Print the data exactly as it is given, please.

=== TASK INPUTS ===

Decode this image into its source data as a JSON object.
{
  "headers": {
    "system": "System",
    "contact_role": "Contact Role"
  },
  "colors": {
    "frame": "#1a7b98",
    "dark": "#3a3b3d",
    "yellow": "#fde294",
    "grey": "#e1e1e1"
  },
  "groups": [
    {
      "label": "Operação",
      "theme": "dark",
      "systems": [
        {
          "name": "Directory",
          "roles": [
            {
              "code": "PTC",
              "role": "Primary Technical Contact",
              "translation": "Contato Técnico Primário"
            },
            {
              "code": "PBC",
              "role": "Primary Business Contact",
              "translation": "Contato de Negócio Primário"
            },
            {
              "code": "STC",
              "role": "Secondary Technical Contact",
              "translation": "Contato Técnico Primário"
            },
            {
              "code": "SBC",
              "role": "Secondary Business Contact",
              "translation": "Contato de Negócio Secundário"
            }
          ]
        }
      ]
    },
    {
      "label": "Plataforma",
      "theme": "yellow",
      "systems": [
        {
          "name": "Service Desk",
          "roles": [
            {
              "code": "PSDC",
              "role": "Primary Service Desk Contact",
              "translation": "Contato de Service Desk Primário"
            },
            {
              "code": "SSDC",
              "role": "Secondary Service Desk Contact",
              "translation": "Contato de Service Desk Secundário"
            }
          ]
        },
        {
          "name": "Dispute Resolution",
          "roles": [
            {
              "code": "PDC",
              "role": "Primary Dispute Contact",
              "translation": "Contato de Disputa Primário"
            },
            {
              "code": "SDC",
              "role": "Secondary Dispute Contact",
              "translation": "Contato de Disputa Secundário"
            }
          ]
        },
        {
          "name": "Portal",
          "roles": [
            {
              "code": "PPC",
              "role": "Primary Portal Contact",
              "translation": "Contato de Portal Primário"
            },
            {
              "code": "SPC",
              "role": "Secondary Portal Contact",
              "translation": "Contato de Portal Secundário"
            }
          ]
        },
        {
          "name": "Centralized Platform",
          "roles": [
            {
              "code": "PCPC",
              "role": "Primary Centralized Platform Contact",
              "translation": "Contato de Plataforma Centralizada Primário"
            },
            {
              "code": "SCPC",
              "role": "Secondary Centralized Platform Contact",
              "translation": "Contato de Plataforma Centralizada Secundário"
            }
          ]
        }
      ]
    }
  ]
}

===

■ **FULL RESPONSE**:
Decode this image into its source data as a JSON object.
{
  "headers": {
    "system": "System",
    "contact_role": "Contact Role"
  },
  "colors": {
    "frame": "#1a7b98",
    "dark": "#3a3b3d",
    "yellow": "#fde294",
    "grey": "#e1e1e1"
  },
  "groups": [
    {
      "label": "Operação",
      "theme": "dark",
      "systems": [
        {
          "name": "Directory",
          "roles": [
            {
              "code": "PTC",
              "role": "Primary Technical Contact",
              "translation": "Contato Técnico Primário"
            },
            {
              "code": "PBC",
              "role": "Primary Business Contact",
              "translation": "Contato de Negócio Primário"
            },
            {
              "code": "STC",
              "role": "Secondary Technical Contact",
              "translation": "Contato Técnico Primário"
            },
            {
              "code": "SBC",
              "role": "Secondary Business Contact",
              "translation": "Contato de Negócio Secundário"
            }
          ]
        }
      ]
    },
    {
      "label": "Plataforma",
      "theme": "yellow",
      "systems": [
        {
          "name": "Service Desk",
          "roles": [
            {
              "code": "PSDC",
              "role": "Primary Service Desk Contact",
              "translation": "Contato de Service Desk Primário"
            },
            {
              "code": "SSDC",
              "role": "Secondary Service Desk Contact",
              "translation": "Contato de Service Desk Secundário"
            }
          ]
        },
        {
          "name": "Dispute Resolution",
          "roles": [
            {
              "code": "PDC",
              "role": "Primary Dispute Contact",
              "translation": "Contato de Disputa Primário"
            },
            {
              "code": "SDC",
              "role": "Secondary Dispute Contact",
              "translation": "Contato de Disputa Secundário"
            }
          ]
        },
        {
          "name": "Portal",
          "roles": [
            {
              "code": "PPC",
              "role": "Primary Portal Contact",
              "translation": "Contato de Portal Primário"
            },
            {
              "code": "SPC",
              "role": "Secondary Portal Contact",
              "translation": "Contato de Portal Secundário"
            }
          ]
        },
        {
          "name": "Centralized Platform",
          "roles": [
            {
              "code": "PCPC",
              "role": "Primary Centralized Platform Contact",
              "translation": "Contato de Plataforma Centralizada Primário"
            },
            {
              "code": "SCPC",
              "role": "Secondary Centralized Platform Contact",
              "translation": "Contato de Plataforma Centralizada Secundário"
            }
          ]
        }
      ]
    }
  ]
}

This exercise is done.